===== Material supplied

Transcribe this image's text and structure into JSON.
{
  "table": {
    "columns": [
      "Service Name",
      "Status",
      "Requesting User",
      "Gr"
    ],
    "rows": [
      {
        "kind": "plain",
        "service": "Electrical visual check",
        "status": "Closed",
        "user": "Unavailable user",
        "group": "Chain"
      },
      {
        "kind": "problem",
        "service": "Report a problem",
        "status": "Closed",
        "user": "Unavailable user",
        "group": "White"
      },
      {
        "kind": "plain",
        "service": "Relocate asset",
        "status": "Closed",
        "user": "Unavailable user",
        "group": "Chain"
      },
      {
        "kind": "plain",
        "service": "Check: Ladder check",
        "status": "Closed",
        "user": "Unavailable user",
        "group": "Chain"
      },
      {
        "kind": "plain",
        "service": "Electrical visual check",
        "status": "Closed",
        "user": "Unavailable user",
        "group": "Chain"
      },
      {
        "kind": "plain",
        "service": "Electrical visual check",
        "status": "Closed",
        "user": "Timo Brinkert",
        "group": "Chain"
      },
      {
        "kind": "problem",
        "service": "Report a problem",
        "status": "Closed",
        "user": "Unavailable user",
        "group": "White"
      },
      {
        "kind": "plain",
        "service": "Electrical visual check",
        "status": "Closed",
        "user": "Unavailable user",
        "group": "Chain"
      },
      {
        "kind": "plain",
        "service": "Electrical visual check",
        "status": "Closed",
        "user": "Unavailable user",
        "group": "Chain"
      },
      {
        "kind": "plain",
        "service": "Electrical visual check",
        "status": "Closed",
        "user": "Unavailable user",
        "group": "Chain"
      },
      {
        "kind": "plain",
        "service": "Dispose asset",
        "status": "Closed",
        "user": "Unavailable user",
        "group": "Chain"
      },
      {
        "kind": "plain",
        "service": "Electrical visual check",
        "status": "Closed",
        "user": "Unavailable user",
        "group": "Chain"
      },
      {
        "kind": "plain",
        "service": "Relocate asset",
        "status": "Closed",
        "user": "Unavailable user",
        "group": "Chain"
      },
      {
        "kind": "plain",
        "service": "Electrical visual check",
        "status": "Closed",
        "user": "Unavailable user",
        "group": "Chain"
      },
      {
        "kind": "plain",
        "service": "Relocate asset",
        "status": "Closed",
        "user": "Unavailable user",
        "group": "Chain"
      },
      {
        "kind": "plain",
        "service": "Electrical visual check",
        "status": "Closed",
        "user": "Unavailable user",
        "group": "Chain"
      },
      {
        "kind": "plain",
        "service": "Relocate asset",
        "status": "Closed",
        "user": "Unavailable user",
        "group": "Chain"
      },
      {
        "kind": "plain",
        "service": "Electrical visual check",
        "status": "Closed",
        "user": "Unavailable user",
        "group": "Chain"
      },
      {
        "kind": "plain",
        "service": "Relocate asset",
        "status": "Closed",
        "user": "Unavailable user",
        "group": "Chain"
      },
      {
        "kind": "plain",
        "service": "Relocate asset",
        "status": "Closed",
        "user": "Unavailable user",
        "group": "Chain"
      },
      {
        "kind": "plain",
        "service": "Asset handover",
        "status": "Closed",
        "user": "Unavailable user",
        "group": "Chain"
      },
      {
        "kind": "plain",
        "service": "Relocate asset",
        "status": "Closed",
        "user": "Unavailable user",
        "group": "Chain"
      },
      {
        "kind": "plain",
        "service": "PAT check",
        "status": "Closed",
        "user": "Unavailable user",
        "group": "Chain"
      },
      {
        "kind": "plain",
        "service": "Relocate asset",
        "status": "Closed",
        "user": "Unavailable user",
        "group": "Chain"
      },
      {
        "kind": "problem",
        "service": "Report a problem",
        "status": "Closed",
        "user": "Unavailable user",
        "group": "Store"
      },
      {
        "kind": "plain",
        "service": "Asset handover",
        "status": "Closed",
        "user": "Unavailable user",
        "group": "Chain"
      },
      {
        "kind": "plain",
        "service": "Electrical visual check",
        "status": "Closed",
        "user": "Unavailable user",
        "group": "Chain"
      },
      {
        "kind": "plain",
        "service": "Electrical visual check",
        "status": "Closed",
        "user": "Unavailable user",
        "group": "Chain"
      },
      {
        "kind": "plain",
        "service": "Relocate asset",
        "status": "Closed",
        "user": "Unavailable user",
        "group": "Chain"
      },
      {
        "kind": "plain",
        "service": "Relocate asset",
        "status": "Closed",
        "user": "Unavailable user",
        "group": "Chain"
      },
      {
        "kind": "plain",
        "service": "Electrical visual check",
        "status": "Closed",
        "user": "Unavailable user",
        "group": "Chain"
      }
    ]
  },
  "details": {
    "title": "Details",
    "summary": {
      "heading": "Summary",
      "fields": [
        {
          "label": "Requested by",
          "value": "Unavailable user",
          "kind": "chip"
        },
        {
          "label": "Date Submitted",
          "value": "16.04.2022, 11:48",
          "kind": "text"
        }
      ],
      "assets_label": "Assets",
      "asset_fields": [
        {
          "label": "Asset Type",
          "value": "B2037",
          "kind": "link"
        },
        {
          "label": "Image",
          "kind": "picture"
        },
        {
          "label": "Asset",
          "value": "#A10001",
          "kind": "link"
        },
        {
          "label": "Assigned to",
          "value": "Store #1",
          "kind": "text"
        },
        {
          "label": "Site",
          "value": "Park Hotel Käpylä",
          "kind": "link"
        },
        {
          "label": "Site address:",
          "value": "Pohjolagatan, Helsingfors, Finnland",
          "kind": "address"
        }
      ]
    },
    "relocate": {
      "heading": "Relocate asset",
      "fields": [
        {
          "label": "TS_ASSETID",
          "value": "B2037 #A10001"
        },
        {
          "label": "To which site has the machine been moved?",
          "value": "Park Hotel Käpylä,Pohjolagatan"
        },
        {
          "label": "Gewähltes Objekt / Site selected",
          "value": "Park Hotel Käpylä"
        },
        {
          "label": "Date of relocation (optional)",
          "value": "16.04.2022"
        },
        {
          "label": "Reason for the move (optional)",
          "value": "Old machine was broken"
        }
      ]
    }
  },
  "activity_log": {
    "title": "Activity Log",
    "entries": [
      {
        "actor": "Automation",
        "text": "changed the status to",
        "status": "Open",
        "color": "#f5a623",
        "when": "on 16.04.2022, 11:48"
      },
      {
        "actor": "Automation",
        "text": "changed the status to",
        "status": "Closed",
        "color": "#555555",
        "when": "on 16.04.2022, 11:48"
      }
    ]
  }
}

==========

» **Exercise aim**
Restate the whole listing exactly, leaving out nothing.

» **Answer for this exercise**
Transcribe this image's text and structure into JSON.
{
  "table": {
    "columns": [
      "Service Name",
      "Status",
      "Requesting User",
      "Gr"
    ],
    "rows": [
      {
        "kind": "plain",
        "service": "Electrical visual check",
        "status": "Closed",
        "user": "Unavailable user",
        "group": "Chain"
      },
      {
        "kind": "problem",
        "service": "Report a problem",
        "status": "Closed",
        "user": "Unavailable user",
        "group": "White"
      },
      {
        "kind": "plain",
        "service": "Relocate asset",
        "status": "Closed",
        "user": "Unavailable user",
        "group": "Chain"
      },
      {
        "kind": "plain",
        "service": "Check: Ladder check",
        "status": "Closed",
        "user": "Unavailable user",
        "group": "Chain"
      },
      {
        "kind": "plain",
        "service": "Electrical visual check",
        "status": "Closed",
        "user": "Unavailable user",
        "group": "Chain"
      },
      {
        "kind": "plain",
        "service": "Electrical visual check",
        "status": "Closed",
        "user": "Timo Brinkert",
        "group": "Chain"
      },
      {
        "kind": "problem",
        "service": "Report a problem",
        "status": "Closed",
        "user": "Unavailable user",
        "group": "White"
      },
      {
        "kind": "plain",
        "service": "Electrical visual check",
        "status": "Closed",
        "user": "Unavailable user",
        "group": "Chain"
      },
      {
        "kind": "plain",
        "service": "Electrical visual check",
        "status": "Closed",
        "user": "Unavailable user",
        "group": "Chain"
      },
      {
        "kind": "plain",
        "service": "Electrical visual check",
        "status": "Closed",
        "user": "Unavailable user",
        "group": "Chain"
      },
      {
        "kind": "plain",
        "service": "Dispose asset",
        "status": "Closed",
        "user": "Unavailable user",
        "group": "Chain"
      },
      {
        "kind": "plain",
        "service": "Electrical visual check",
        "status": "Closed",
        "user": "Unavailable user",
        "group": "Chain"
      },
      {
        "kind": "plain",
        "service": "Relocate asset",
        "status": "Closed",
        "user": "Unavailable user",
        "group": "Chain"
      },
      {
        "kind": "plain",
        "service": "Electrical visual check",
        "status": "Closed",
        "user": "Unavailable user",
        "group": "Chain"
      },
      {
        "kind": "plain",
        "service": "Relocate asset",
        "status": "Closed",
        "user": "Unavailable user",
        "group": "Chain"
      },
      {
        "kind": "plain",
        "service": "Electrical visual check",
        "status": "Closed",
        "user": "Unavailable user",
        "group": "Chain"
      },
      {
        "kind": "plain",
        "service": "Relocate asset",
        "status": "Closed",
        "user": "Unavailable user",
        "group": "Chain"
      },
      {
        "kind": "plain",
        "service": "Electrical visual check",
        "status": "Closed",
        "user": "Unavailable user",
        "group": "Chain"
      },
      {
        "kind": "plain",
        "service": "Relocate asset",
        "status": "Closed",
        "user": "Unavailable user",
        "group": "Chain"
      },
      {
        "kind": "plain",
        "service": "Relocate asset",
        "status": "Closed",
        "user": "Unavailable user",
        "group": "Chain"
      },
      {
        "kind": "plain",
        "service": "Asset handover",
        "status": "Closed",
        "user": "Unavailable user",
        "group": "Chain"
      },
      {
        "kind": "plain",
        "service": "Relocate asset",
        "status": "Closed",
        "user": "Unavailable user",
        "group": "Chain"
      },
      {
        "kind": "plain",
        "service": "PAT check",
        "status": "Closed",
        "user": "Unavailable user",
        "group": "Chain"
      },
      {
        "kind": "plain",
        "service": "Relocate asset",
        "status": "Closed",
        "user": "Unavailable user",
        "group": "Chain"
      },
      {
        "kind": "problem",
        "service": "Report a problem",
        "status": "Closed",
        "user": "Unavailable user",
        "group": "Store"
      },
      {
        "kind": "plain",
        "service": "Asset handover",
        "status": "Closed",
        "user": "Unavailable user",
        "group": "Chain"
      },
      {
        "kind": "plain",
        "service": "Electrical visual check",
        "status": "Closed",
        "user": "Unavailable user",
        "group": "Chain"
      },
      {
        "kind": "plain",
        "service": "Electrical visual check",
        "status": "Closed",
        "user": "Unavailable user",
        "group": "Chain"
      },
      {
        "kind": "plain",
        "service": "Relocate asset",
        "status": "Closed",
        "user": "Unavailable user",
        "group": "Chain"
      },
      {
        "kind": "plain",
        "service": "Relocate asset",
        "status": "Closed",
        "user": "Unavailable user",
        "group": "Chain"
      },
      {
        "kind": "plain",
        "service": "Electrical visual check",
        "status": "Closed",
        "user": "Unavailable user",
        "group": "Chain"
      }
    ]
  },
  "details": {
    "title": "Details",
    "summary": {
      "heading": "Summary",
      "fields": [
        {
          "label": "Requested by",
          "value": "Unavailable user",
          "kind": "chip"
        },
        {
          "label": "Date Submitted",
          "value": "16.04.2022, 11:48",
          "kind": "text"
        }
      ],
      "assets_label": "Assets",
      "asset_fields": [
        {
          "label": "Asset Type",
          "value": "B2037",
          "kind": "link"
        },
        {
          "label": "Image",
          "kind": "picture"
        },
        {
          "label": "Asset",
          "value": "#A10001",
          "kind": "link"
        },
        {
          "label": "Assigned to",
          "value": "Store #1",
          "kind": "text"
        },
        {
          "label": "Site",
          "value": "Park Hotel Käpylä",
          "kind": "link"
        },
        {
          "label": "Site address:",
          "value": "Pohjolagatan, Helsingfors, Finnland",
          "kind": "address"
        }
      ]
    },
    "relocate": {
      "heading": "Relocate asset",
      "fields": [
        {
          "label": "TS_ASSETID",
          "value": "B2037 #A10001"
        },
        {
          "label": "To which site has the machine been moved?",
          "value": "Park Hotel Käpylä,Pohjolagatan"
        },
        {
          "label": "Gewähltes Objekt / Site selected",
          "value": "Park Hotel Käpylä"
        },
        {
          "label": "Date of relocation (optional)",
          "value": "16.04.2022"
        },
        {
          "label": "Reason for the move (optional)",
          "value": "Old machine was broken"
        }
      ]
    }
  },
  "activity_log": {
    "title": "Activity Log",
    "entries": [
      {
        "actor": "Automation",
        "text": "changed the status to",
        "status": "Open",
        "color": "#f5a623",
        "when": "on 16.04.2022, 11:48"
      },
      {
        "actor": "Automation",
        "text": "changed the status to",
        "status": "Closed",
        "color": "#555555",
        "when": "on 16.04.2022, 11:48"
      }
    ]
  }
}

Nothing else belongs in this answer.